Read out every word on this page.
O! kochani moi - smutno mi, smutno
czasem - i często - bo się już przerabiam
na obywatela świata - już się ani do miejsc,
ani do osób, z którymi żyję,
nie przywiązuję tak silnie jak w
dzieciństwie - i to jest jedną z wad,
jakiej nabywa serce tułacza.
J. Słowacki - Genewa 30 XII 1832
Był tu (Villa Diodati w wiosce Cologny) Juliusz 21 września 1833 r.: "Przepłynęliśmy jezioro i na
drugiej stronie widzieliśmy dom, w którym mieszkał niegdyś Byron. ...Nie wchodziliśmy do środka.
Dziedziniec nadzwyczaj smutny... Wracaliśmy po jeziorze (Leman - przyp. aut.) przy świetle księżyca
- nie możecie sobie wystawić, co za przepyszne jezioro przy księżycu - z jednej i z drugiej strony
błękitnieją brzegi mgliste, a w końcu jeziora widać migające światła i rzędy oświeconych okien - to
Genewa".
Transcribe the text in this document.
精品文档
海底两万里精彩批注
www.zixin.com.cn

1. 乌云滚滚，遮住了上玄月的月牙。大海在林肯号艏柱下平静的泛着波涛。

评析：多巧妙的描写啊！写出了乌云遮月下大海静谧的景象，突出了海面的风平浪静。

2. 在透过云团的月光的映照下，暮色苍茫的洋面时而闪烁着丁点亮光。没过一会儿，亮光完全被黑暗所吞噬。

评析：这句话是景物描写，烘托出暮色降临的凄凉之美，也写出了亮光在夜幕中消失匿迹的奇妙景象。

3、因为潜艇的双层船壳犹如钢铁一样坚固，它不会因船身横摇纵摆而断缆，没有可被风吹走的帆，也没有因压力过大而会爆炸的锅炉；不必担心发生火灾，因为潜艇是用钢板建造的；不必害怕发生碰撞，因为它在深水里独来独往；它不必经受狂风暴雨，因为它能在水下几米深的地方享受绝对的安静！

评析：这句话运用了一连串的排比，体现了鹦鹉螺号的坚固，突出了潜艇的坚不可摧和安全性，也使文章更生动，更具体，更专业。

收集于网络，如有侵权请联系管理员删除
-*-
■ EXERCISE BRIEF
Write out the entire listing exactly.

■ FINISHED TASK
Read out every word on this page.
O! kochani moi - smutno mi, smutno
czasem - i często - bo się już przerabiam
na obywatela świata - już się ani do miejsc,
ani do osób, z którymi żyję,
nie przywiązuję tak silnie jak w
dzieciństwie - i to jest jedną z wad,
jakiej nabywa serce tułacza.
J. Słowacki - Genewa 30 XII 1832
Był tu (Villa Diodati w wiosce Cologny) Juliusz 21 września 1833 r.: "Przepłynęliśmy jezioro i na
drugiej stronie widzieliśmy dom, w którym mieszkał niegdyś Byron. ...Nie wchodziliśmy do środka.
Dziedziniec nadzwyczaj smutny... Wracaliśmy po jeziorze (Leman - przyp. aut.) przy świetle księżyca
- nie możecie sobie wystawić, co za przepyszne jezioro przy księżycu - z jednej i z drugiej strony
błękitnieją brzegi mgliste, a w końcu jeziora widać migające światła i rzędy oświeconych okien - to
Genewa".
Transcribe the text in this document.
精品文档
海底两万里精彩批注
www.zixin.com.cn

1. 乌云滚滚，遮住了上玄月的月牙。大海在林肯号艏柱下平静的泛着波涛。

评析：多巧妙的描写啊！写出了乌云遮月下大海静谧的景象，突出了海面的风平浪静。

2. 在透过云团的月光的映照下，暮色苍茫的洋面时而闪烁着丁点亮光。没过一会儿，亮光完全被黑暗所吞噬。

评析：这句话是景物描写，烘托出暮色降临的凄凉之美，也写出了亮光在夜幕中消失匿迹的奇妙景象。

3、因为潜艇的双层船壳犹如钢铁一样坚固，它不会因船身横摇纵摆而断缆，没有可被风吹走的帆，也没有因压力过大而会爆炸的锅炉；不必担心发生火灾，因为潜艇是用钢板建造的；不必害怕发生碰撞，因为它在深水里独来独往；它不必经受狂风暴雨，因为它能在水下几米深的地方享受绝对的安静！

评析：这句话运用了一连串的排比，体现了鹦鹉螺号的坚固，突出了潜艇的坚不可摧和安全性，也使文章更生动，更具体，更专业。

收集于网络，如有侵权请联系管理员删除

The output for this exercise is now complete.